-- BEGIN --

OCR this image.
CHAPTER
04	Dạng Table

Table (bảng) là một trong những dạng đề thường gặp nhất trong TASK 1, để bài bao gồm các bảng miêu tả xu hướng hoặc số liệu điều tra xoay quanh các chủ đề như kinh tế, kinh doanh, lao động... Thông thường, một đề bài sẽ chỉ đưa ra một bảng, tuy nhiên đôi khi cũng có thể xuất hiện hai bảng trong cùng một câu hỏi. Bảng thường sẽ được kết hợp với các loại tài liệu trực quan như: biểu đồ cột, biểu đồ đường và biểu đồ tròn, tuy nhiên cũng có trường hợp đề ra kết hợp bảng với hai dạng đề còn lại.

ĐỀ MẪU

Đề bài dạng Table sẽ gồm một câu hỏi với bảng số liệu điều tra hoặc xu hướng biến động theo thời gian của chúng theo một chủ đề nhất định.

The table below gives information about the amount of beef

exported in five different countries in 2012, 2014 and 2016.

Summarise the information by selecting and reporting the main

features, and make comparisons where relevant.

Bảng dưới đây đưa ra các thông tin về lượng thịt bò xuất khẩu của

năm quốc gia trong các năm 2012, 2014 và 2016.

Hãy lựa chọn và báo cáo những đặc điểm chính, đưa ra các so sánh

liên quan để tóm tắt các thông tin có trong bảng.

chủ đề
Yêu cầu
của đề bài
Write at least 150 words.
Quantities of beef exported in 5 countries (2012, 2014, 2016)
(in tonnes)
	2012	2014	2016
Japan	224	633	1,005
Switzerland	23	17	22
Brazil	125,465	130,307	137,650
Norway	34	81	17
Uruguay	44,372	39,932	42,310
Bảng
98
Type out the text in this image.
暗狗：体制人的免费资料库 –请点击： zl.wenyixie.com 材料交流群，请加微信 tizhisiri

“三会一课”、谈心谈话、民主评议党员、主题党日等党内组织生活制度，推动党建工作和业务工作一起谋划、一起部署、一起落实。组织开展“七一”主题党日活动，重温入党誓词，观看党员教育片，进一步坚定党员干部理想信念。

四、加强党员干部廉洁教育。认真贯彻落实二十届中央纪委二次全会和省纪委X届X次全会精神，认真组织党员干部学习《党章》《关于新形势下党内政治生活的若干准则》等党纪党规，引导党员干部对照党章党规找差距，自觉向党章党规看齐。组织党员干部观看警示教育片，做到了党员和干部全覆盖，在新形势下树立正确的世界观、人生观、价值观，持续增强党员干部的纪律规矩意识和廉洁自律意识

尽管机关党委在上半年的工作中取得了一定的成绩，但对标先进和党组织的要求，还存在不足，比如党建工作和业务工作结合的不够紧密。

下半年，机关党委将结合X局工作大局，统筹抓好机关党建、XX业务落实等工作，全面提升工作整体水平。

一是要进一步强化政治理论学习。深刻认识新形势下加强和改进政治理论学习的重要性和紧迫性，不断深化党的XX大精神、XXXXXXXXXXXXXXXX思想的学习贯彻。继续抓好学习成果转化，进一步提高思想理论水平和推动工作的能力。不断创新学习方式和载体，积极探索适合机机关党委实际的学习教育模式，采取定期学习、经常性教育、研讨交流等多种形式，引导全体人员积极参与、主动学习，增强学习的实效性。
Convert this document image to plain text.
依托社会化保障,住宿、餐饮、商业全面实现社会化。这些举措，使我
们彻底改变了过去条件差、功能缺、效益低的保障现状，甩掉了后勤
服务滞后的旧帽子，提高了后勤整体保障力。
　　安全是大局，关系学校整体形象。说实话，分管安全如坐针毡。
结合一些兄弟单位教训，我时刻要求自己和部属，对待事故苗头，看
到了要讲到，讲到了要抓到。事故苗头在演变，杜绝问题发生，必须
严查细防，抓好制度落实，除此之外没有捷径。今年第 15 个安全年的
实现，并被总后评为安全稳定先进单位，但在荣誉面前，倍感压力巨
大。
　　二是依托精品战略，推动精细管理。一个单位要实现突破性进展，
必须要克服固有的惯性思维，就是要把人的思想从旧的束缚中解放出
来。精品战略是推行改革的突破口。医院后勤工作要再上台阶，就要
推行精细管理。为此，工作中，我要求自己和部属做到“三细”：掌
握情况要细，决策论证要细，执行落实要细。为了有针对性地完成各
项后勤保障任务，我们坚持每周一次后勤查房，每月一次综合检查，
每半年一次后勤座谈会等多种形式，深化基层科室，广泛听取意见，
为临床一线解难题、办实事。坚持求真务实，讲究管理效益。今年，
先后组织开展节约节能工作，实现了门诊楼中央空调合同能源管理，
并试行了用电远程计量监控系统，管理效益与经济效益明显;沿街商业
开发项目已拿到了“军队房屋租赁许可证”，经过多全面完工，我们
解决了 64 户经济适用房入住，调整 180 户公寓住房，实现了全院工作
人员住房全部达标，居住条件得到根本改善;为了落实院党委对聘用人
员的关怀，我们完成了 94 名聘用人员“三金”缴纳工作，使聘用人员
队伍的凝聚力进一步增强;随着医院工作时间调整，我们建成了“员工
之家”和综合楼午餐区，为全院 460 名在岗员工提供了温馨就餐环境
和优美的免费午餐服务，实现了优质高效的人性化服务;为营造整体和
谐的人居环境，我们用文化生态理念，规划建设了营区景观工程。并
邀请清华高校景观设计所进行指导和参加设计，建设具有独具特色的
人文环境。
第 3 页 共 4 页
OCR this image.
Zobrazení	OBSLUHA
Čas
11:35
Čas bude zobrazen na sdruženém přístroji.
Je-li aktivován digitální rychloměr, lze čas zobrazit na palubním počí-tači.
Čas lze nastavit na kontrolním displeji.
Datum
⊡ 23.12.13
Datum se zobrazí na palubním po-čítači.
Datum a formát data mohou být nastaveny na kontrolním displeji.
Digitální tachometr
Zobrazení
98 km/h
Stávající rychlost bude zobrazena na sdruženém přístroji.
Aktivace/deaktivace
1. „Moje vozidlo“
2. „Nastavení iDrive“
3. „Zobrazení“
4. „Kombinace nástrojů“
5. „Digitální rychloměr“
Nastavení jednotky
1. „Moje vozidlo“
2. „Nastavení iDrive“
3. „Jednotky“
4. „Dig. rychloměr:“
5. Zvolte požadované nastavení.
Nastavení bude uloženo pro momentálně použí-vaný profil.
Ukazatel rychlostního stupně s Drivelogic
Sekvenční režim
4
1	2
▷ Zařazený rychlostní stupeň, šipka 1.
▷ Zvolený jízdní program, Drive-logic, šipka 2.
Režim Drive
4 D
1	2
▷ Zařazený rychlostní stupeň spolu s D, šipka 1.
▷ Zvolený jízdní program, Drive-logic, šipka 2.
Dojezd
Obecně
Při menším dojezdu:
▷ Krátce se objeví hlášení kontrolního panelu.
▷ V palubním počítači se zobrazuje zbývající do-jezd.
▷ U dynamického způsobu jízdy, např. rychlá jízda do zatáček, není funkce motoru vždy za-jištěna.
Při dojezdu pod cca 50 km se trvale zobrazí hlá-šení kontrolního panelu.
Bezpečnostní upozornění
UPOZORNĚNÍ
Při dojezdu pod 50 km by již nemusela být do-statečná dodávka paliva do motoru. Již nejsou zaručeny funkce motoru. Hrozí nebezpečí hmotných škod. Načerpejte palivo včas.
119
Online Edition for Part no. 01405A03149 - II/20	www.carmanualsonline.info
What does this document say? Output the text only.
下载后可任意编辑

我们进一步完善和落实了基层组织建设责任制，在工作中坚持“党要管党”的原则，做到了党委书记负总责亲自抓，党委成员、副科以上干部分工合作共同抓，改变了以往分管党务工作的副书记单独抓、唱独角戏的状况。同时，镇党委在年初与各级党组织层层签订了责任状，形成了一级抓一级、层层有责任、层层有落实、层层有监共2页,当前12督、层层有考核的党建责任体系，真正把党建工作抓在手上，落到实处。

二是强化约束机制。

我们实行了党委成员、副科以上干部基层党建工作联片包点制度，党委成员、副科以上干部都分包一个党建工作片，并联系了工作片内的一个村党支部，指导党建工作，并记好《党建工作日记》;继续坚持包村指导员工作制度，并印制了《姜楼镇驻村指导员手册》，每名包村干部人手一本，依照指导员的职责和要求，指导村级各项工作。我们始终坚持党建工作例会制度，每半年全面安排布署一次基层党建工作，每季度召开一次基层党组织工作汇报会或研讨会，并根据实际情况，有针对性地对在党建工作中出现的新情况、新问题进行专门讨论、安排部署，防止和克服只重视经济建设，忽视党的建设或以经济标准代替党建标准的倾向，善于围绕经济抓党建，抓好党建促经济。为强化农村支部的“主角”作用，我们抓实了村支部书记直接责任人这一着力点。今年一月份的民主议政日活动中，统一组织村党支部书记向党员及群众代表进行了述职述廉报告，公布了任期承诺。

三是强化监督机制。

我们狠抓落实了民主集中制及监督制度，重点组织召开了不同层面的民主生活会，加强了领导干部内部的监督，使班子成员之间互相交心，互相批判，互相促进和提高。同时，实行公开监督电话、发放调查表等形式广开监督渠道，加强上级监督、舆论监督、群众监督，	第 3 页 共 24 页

-- END --

What is expected:
Show every line from the listing above in which the string "přístroji" appears.

Exercise solution:
Čas bude zobrazen na sdruženém přístroji.
Stávající rychlost bude zobrazena na sdruženém přístroji.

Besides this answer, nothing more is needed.